Aim | Restate the data below word for word. Skip any images it contains.

(Structured figure records)
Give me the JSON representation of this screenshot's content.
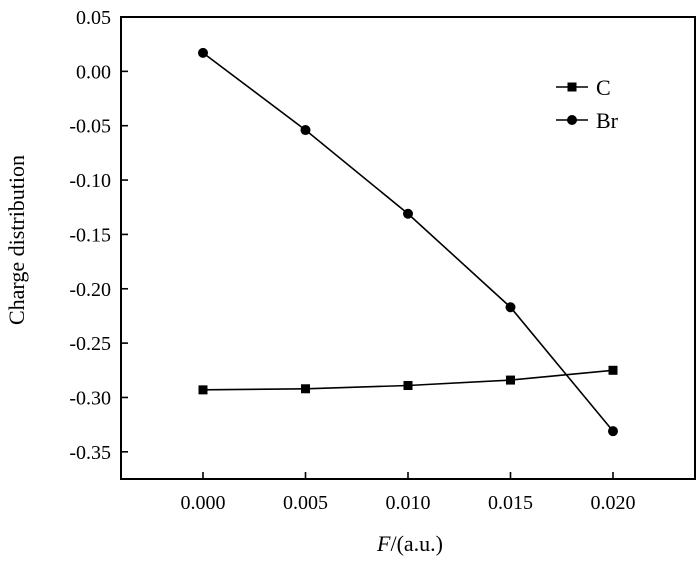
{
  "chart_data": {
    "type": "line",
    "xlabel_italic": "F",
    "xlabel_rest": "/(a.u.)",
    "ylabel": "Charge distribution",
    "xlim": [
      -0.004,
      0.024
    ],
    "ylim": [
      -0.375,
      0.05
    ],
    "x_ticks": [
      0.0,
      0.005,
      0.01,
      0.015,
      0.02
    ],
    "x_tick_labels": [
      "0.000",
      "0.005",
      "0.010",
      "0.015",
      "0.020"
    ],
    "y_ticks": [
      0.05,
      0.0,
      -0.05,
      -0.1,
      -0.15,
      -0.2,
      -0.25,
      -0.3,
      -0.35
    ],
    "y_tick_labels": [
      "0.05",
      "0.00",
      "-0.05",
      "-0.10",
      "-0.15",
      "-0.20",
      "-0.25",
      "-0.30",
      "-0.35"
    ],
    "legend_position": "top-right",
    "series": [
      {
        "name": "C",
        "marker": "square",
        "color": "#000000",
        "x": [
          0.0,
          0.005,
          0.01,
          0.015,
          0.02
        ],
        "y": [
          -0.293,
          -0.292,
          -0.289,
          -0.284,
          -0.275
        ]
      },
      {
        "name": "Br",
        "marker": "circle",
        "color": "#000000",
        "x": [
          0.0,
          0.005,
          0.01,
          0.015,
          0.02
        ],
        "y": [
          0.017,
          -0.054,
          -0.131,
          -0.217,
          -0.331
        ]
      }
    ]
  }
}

Expected answer |
Give me the JSON representation of this screenshot's content.
{
  "chart_data": {
    "type": "line",
    "xlabel_italic": "F",
    "xlabel_rest": "/(a.u.)",
    "ylabel": "Charge distribution",
    "xlim": [
      -0.004,
      0.024
    ],
    "ylim": [
      -0.375,
      0.05
    ],
    "x_ticks": [
      0.0,
      0.005,
      0.01,
      0.015,
      0.02
    ],
    "x_tick_labels": [
      "0.000",
      "0.005",
      "0.010",
      "0.015",
      "0.020"
    ],
    "y_ticks": [
      0.05,
      0.0,
      -0.05,
      -0.1,
      -0.15,
      -0.2,
      -0.25,
      -0.3,
      -0.35
    ],
    "y_tick_labels": [
      "0.05",
      "0.00",
      "-0.05",
      "-0.10",
      "-0.15",
      "-0.20",
      "-0.25",
      "-0.30",
      "-0.35"
    ],
    "legend_position": "top-right",
    "series": [
      {
        "name": "C",
        "marker": "square",
        "color": "#000000",
        "x": [
          0.0,
          0.005,
          0.01,
          0.015,
          0.02
        ],
        "y": [
          -0.293,
          -0.292,
          -0.289,
          -0.284,
          -0.275
        ]
      },
      {
        "name": "Br",
        "marker": "circle",
        "color": "#000000",
        "x": [
          0.0,
          0.005,
          0.01,
          0.015,
          0.02
        ],
        "y": [
          0.017,
          -0.054,
          -0.131,
          -0.217,
          -0.331
        ]
      }
    ]
  }
}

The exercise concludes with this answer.